§ The task: Scan the data that follows and count the lines with the string "Dobavljač"; answer with the count alone.

§ Data excerpts:
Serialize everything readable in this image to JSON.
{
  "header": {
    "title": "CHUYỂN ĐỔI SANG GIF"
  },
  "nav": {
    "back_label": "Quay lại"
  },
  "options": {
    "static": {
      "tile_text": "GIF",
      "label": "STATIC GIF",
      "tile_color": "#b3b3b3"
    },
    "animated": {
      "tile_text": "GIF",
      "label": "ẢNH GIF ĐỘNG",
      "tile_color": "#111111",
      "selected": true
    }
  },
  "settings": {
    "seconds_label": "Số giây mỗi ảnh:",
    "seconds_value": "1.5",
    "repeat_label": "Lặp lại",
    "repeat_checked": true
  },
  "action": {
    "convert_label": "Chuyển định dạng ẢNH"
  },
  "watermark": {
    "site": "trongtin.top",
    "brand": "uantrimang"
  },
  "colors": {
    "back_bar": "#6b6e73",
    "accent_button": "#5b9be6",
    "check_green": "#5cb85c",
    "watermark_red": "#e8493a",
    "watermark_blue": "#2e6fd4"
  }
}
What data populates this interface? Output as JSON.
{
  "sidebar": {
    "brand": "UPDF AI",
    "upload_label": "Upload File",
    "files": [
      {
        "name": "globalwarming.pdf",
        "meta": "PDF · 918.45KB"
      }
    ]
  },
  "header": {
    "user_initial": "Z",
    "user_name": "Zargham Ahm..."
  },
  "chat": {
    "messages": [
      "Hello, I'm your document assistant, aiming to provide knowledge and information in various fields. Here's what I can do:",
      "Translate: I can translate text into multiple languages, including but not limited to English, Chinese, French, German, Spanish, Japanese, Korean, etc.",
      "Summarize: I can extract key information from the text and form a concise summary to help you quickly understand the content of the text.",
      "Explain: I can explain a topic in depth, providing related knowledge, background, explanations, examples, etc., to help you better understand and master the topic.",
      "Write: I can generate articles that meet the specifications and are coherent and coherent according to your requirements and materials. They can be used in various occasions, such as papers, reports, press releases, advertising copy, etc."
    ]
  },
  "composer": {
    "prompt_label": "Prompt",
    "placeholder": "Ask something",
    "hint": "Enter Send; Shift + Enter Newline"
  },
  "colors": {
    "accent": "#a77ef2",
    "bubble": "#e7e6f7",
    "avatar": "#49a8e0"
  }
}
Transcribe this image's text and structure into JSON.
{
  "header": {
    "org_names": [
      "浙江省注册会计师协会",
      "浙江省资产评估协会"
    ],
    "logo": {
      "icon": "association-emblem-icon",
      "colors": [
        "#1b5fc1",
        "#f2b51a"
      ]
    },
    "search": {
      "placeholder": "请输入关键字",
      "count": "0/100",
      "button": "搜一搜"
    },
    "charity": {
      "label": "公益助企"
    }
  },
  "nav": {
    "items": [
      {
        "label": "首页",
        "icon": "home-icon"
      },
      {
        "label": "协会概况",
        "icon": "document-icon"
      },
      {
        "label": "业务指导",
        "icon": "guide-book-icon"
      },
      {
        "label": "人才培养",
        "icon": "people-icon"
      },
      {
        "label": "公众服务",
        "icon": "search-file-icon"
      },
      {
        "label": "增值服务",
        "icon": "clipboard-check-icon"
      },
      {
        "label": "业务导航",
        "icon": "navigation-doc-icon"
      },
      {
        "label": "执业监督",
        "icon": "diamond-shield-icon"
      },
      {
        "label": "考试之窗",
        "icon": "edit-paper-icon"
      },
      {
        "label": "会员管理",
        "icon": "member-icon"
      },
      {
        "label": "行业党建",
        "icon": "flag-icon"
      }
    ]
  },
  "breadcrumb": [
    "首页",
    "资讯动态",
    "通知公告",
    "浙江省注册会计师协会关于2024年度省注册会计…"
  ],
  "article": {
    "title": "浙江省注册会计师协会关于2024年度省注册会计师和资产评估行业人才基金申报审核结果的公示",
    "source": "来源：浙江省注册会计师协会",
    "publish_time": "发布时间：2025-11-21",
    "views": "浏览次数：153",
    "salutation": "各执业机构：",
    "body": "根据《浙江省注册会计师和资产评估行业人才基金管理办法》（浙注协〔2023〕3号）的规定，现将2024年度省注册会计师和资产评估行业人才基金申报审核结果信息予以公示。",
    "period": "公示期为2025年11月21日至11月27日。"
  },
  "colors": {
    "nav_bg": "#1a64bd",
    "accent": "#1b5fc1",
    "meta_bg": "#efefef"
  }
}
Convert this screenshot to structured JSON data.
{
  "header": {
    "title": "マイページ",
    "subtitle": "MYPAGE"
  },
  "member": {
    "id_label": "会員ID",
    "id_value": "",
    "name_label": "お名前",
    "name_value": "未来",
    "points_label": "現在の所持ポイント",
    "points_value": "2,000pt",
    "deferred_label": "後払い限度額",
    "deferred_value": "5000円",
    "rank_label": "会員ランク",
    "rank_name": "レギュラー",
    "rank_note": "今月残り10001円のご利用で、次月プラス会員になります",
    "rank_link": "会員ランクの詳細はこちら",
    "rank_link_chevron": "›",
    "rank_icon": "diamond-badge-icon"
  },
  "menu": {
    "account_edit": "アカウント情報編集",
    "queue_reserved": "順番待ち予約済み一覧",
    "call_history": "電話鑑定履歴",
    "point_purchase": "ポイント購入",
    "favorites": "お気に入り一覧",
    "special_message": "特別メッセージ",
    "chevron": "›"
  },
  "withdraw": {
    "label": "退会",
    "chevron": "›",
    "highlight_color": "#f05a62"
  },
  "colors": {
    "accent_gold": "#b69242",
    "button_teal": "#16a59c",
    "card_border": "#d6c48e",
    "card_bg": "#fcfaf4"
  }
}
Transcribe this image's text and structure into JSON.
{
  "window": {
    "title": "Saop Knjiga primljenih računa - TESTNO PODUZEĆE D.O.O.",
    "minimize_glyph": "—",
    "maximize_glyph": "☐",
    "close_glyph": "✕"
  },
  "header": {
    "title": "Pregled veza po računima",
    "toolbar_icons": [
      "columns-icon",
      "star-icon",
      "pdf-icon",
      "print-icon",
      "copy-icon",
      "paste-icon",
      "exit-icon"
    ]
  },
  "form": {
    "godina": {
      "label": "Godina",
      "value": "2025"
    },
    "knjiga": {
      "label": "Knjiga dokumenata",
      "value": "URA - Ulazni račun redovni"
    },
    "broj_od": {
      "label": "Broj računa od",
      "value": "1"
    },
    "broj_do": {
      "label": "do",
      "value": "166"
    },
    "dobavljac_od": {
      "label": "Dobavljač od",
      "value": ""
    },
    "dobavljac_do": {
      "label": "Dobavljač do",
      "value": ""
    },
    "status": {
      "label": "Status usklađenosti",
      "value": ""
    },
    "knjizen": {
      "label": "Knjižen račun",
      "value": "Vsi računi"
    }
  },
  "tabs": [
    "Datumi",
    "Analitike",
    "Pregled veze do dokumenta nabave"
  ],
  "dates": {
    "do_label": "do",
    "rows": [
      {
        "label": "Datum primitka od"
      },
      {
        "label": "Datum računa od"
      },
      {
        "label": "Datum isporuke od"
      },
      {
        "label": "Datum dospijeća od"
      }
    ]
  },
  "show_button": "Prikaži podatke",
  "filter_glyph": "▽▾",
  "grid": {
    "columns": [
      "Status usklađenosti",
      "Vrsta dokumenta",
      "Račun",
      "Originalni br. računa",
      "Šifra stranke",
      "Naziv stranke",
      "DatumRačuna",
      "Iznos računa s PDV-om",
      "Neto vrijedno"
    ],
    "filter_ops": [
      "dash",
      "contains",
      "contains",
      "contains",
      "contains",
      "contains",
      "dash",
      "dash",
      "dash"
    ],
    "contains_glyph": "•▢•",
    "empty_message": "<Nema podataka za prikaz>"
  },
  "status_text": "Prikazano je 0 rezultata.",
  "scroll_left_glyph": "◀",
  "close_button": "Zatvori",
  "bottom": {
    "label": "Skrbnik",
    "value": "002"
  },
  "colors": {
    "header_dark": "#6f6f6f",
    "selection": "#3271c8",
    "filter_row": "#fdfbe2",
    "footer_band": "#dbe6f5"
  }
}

§ Solution to this problem: 2